Task ▸
Separate out the lines that hold "Total".

Supplied material ▸

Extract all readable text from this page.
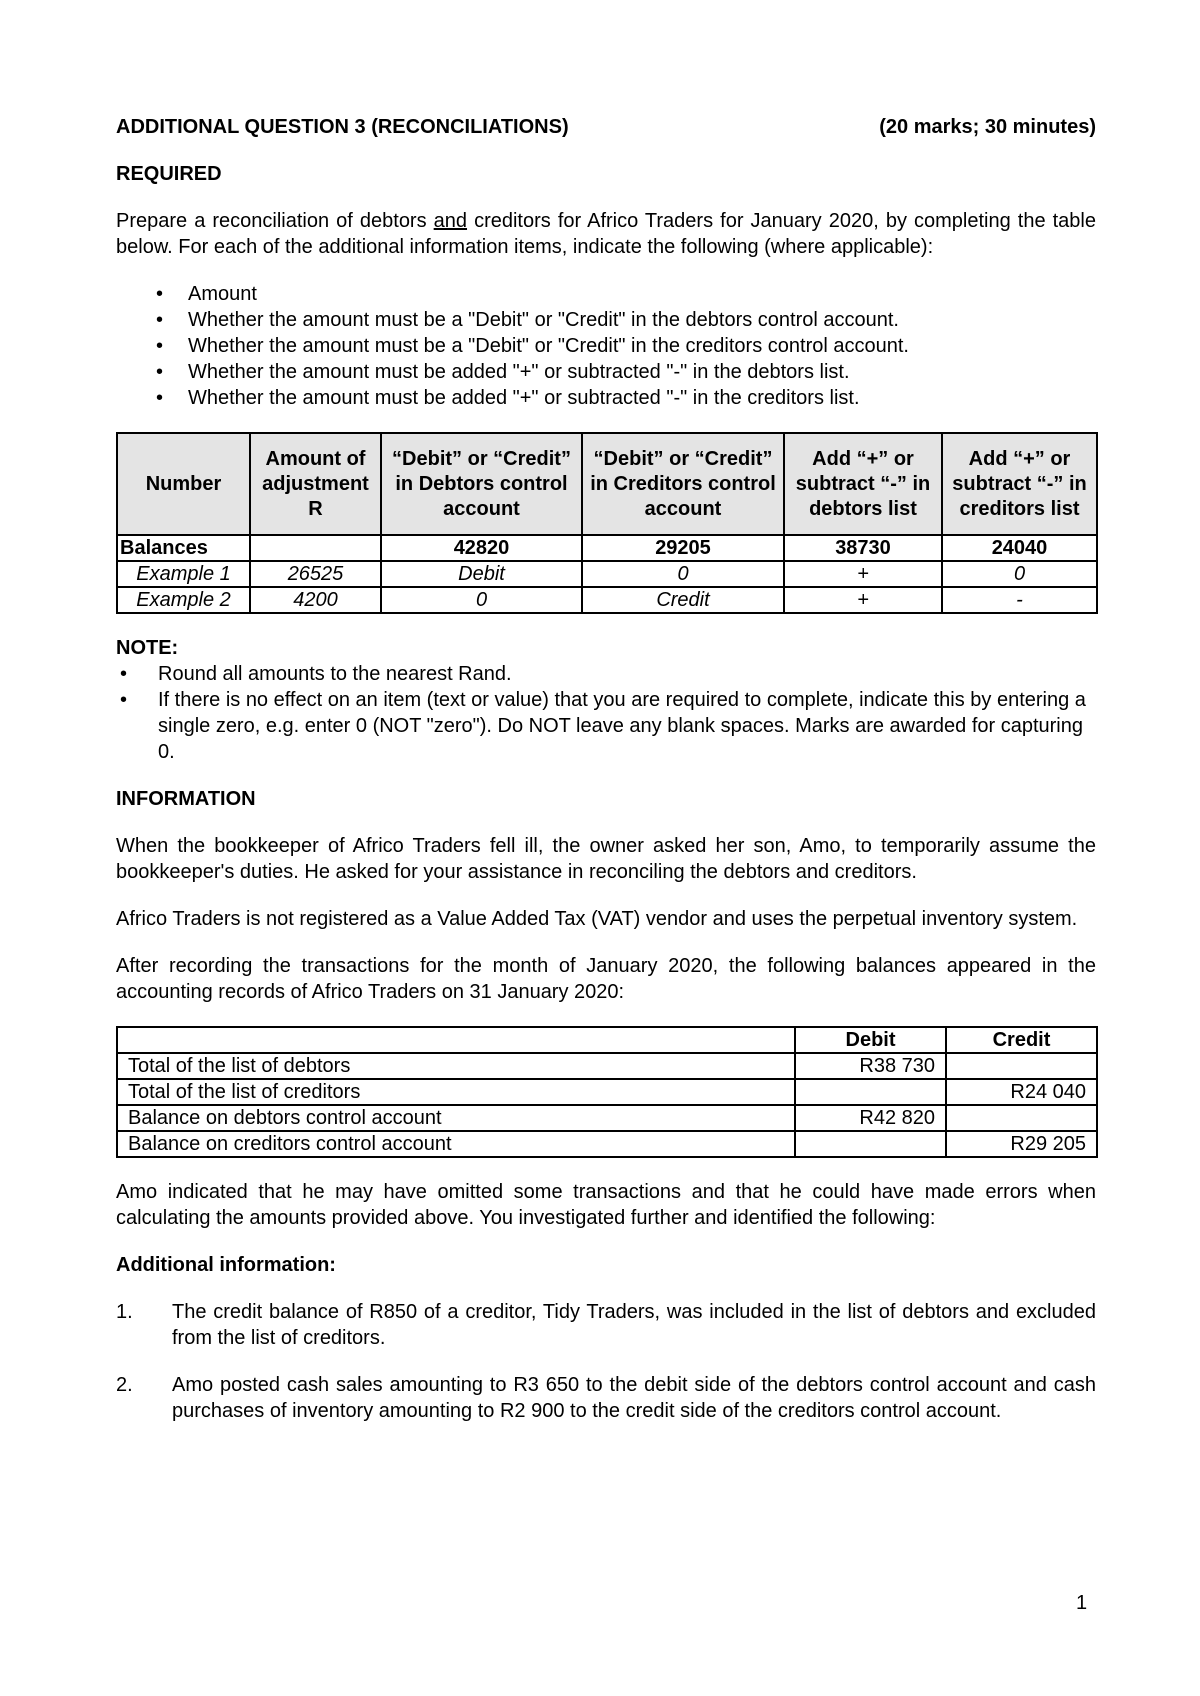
ADDITIONAL QUESTION 3 (RECONCILIATIONS)	(20 marks; 30 minutes)
REQUIRED

Prepare a reconciliation of debtors and creditors for Africo Traders for January 2020, by completing the table below. For each of the additional information items, indicate the following (where applicable):

• Amount
• Whether the amount must be a "Debit" or "Credit" in the debtors control account.
• Whether the amount must be a "Debit" or "Credit" in the creditors control account.
• Whether the amount must be added "+" or subtracted "-" in the debtors list.
• Whether the amount must be added "+" or subtracted "-" in the creditors list.
Number	Amount of adjustment R	“Debit” or “Credit” in Debtors control account	“Debit” or “Credit” in Creditors control account	Add “+” or subtract “-” in debtors list	Add “+” or subtract “-” in creditors list
Balances		42820	29205	38730	24040
Example 1	26525	Debit	0	+	0
Example 2	4200	0	Credit	+	-
NOTE:
• Round all amounts to the nearest Rand.
• If there is no effect on an item (text or value) that you are required to complete, indicate this by entering a single zero, e.g. enter 0 (NOT "zero"). Do NOT leave any blank spaces. Marks are awarded for capturing 0.
INFORMATION

When the bookkeeper of Africo Traders fell ill, the owner asked her son, Amo, to temporarily assume the bookkeeper's duties. He asked for your assistance in reconciling the debtors and creditors.

Africo Traders is not registered as a Value Added Tax (VAT) vendor and uses the perpetual inventory system.

After recording the transactions for the month of January 2020, the following balances appeared in the accounting records of Africo Traders on 31 January 2020:

	Debit	Credit
Total of the list of debtors	R38 730	
Total of the list of creditors		R24 040
Balance on debtors control account	R42 820	
Balance on creditors control account		R29 205

Amo indicated that he may have omitted some transactions and that he could have made errors when calculating the amounts provided above. You investigated further and identified the following:

Additional information:
1. The credit balance of R850 of a creditor, Tidy Traders, was included in the list of debtors and excluded from the list of creditors.
2. Amo posted cash sales amounting to R3 650 to the debit side of the debtors control account and cash purchases of inventory amounting to R2 900 to the credit side of the creditors control account.
1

Task response ▸
Total of the list of debtors	R38 730	
Total of the list of creditors		R24 040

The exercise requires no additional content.